Text block:

The first time through, I never caught this, but in the last book, the last page, Aslan seems to imply that they have been dead all along?? Am I missing something here? have they truely been dead? Is Narnia Heaven?
 
That is a good one. In the other books the children enter into Narnia (body and soul). In the last book Jill and Srubb are dead in the body and I guess only spiritually enter Narnia. Aslan appears to have a mission for the two before the enter heaven, which includes the new Narnia. But as I always say, "Don't get technical". :confused:
 
Welcome, Dragonlorn! I didn't see you post before.

They weren't "dead all along," they died toward the end of TLB, but their death just released them to eternal life in the true Narnia.
 
oh ok...so they died right before the end of the last book in a train wreck on Earth? How come there is nothing in the books referring to their deaths? Seems like a strange way to kill off the characters.

And Susan denounced Narnia, right?

Very strange ending....
 
The kids do talk about the way they were blasted into Narnia was different than any time before, that they thought it was some kind of explosion or accident, and then found themselves in this new place. And one of them, I forget who, says it would be just as well to die there as get smashed up on the British railways -- it's kind of foreshadowing or something. The point Lewis was trying to make, I think, was that for those who serve Aslan, the means of death itself was trivial, the "real life" beyond this earth was the important thing.
 
What I found fascinating was that Jill and Eustace enter Narnia quite a while before the Pevensies, in Narnian time. Yet in English time, Jill and Eustace only died mere seconds before Peter, Edmund, and Lucy.
 
Starkist said:
What I found fascinating was that Jill and Eustace enter Narnia quite a while before the Pevensies, in Narnian time. Yet in English time, Jill and Eustace only died mere seconds before Peter, Edmund, and Lucy.

Written task 1: In the Narnia discussion thread, how much earlier in English time did Jill and Eustace die than Peter, Edmund, and Lucy?

Records for this exercise:
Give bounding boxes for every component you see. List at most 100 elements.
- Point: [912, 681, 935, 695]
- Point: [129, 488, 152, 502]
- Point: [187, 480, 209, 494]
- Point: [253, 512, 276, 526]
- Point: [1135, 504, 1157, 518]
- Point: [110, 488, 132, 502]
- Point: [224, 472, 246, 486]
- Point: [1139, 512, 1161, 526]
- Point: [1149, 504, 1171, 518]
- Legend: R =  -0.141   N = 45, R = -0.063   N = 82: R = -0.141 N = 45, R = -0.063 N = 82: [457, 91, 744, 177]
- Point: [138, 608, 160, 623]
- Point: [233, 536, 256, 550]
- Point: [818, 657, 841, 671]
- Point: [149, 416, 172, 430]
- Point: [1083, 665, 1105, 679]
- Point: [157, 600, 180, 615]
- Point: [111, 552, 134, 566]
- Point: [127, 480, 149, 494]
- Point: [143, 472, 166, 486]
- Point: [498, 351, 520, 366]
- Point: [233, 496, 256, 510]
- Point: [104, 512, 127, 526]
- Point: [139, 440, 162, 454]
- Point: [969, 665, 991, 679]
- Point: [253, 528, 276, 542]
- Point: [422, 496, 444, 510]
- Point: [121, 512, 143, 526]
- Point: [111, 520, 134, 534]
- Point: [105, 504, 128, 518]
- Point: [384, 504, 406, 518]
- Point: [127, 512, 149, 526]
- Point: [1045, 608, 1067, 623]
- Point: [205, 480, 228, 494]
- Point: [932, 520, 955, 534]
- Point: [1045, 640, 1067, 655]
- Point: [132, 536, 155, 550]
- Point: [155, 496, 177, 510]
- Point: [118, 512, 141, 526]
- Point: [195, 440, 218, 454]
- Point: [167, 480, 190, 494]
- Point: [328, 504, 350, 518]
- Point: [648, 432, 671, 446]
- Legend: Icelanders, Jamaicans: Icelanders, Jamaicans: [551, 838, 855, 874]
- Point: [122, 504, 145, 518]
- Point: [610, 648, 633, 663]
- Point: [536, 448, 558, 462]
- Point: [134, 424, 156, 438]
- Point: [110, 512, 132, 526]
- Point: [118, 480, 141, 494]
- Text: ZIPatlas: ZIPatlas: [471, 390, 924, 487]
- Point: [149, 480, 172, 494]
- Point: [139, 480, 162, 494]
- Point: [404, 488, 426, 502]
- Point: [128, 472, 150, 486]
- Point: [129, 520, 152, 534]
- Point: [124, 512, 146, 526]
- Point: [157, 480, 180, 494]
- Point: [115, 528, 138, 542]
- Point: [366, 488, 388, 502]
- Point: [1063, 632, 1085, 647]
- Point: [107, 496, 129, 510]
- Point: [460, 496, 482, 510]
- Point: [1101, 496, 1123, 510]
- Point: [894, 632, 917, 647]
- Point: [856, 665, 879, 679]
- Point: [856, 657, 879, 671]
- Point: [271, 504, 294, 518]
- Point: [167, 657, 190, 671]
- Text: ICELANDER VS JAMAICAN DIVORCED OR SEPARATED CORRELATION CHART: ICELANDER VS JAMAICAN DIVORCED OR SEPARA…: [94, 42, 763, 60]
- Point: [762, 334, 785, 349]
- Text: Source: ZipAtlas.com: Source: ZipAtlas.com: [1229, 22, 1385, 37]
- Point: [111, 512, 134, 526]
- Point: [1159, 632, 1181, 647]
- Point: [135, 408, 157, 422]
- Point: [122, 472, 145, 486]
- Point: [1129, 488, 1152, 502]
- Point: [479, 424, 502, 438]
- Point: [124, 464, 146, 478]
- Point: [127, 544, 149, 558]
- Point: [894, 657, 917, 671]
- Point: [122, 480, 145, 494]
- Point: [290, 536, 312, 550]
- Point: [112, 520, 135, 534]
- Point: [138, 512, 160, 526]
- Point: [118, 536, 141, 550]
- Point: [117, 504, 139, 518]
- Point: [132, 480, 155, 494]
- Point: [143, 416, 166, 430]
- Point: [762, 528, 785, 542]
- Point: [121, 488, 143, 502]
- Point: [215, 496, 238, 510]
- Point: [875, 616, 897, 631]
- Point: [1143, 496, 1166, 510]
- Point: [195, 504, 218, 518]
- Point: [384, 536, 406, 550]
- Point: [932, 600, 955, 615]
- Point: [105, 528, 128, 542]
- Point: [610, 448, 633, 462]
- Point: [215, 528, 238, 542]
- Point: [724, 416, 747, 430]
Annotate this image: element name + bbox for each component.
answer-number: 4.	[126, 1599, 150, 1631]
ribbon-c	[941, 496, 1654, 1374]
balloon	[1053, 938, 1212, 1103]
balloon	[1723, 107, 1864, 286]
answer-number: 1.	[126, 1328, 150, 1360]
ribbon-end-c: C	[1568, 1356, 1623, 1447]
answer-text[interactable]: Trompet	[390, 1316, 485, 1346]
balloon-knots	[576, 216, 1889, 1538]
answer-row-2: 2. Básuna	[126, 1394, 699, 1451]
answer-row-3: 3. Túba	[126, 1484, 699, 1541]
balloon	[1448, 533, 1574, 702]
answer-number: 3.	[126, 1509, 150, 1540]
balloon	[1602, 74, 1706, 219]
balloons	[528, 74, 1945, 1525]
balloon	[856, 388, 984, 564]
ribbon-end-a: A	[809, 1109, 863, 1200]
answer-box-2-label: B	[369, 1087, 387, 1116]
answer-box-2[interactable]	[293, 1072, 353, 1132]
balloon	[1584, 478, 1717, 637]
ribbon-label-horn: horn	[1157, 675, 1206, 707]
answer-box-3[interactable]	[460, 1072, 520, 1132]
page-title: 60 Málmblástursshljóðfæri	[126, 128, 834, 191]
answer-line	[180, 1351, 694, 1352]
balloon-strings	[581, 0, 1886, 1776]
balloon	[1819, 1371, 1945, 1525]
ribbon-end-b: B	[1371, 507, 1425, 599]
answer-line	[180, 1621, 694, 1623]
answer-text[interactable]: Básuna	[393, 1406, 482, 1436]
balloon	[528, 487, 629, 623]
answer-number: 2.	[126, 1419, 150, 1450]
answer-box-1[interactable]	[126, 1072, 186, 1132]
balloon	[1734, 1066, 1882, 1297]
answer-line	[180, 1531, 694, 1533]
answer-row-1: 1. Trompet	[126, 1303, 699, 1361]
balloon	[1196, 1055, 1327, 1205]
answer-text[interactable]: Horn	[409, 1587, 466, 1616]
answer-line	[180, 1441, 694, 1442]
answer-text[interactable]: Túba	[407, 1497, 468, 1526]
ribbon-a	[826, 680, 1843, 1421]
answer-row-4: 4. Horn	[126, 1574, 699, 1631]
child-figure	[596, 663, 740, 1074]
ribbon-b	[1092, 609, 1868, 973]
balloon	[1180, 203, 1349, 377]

Written task 2: Put the stretch of rows above, from the first row through the row containing "- Point: [422, 496, 444, 510]", into a Markdown table with the columns Index and Entry, numbering each row and omitting blank lines.

Exercise result 1: Mere seconds.

Exercise result 2:
| Index | Entry |
|---|---|
| 1 | Give bounding boxes for every component you see. List at most 100 elements. |
| 2 | - Point: [912, 681, 935, 695] |
| 3 | - Point: [129, 488, 152, 502] |
| 4 | - Point: [187, 480, 209, 494] |
| 5 | - Point: [253, 512, 276, 526] |
| 6 | - Point: [1135, 504, 1157, 518] |
| 7 | - Point: [110, 488, 132, 502] |
| 8 | - Point: [224, 472, 246, 486] |
| 9 | - Point: [1139, 512, 1161, 526] |
| 10 | - Point: [1149, 504, 1171, 518] |
| 11 | - Legend: R =  -0.141   N = 45, R = -0.063   N = 82: R = -0.141 N = 45, R = -0.063 N = 82: [457, 91, 744, 177] |
| 12 | - Point: [138, 608, 160, 623] |
| 13 | - Point: [233, 536, 256, 550] |
| 14 | - Point: [818, 657, 841, 671] |
| 15 | - Point: [149, 416, 172, 430] |
| 16 | - Point: [1083, 665, 1105, 679] |
| 17 | - Point: [157, 600, 180, 615] |
| 18 | - Point: [111, 552, 134, 566] |
| 19 | - Point: [127, 480, 149, 494] |
| 20 | - Point: [143, 472, 166, 486] |
| 21 | - Point: [498, 351, 520, 366] |
| 22 | - Point: [233, 496, 256, 510] |
| 23 | - Point: [104, 512, 127, 526] |
| 24 | - Point: [139, 440, 162, 454] |
| 25 | - Point: [969, 665, 991, 679] |
| 26 | - Point: [253, 528, 276, 542] |
| 27 | - Point: [422, 496, 444, 510] |